Supplied records ->
--- START ---

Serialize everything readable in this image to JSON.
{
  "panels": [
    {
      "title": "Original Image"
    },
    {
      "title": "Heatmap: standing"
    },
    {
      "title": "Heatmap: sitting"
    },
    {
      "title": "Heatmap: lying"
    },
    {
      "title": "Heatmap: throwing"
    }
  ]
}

--- END ---

Directive -> Give back the whole listing exactly as it reads.

Output for this exercise ->
Serialize everything readable in this image to JSON.
{
  "panels": [
    {
      "title": "Original Image"
    },
    {
      "title": "Heatmap: standing"
    },
    {
      "title": "Heatmap: sitting"
    },
    {
      "title": "Heatmap: lying"
    },
    {
      "title": "Heatmap: throwing"
    }
  ]
}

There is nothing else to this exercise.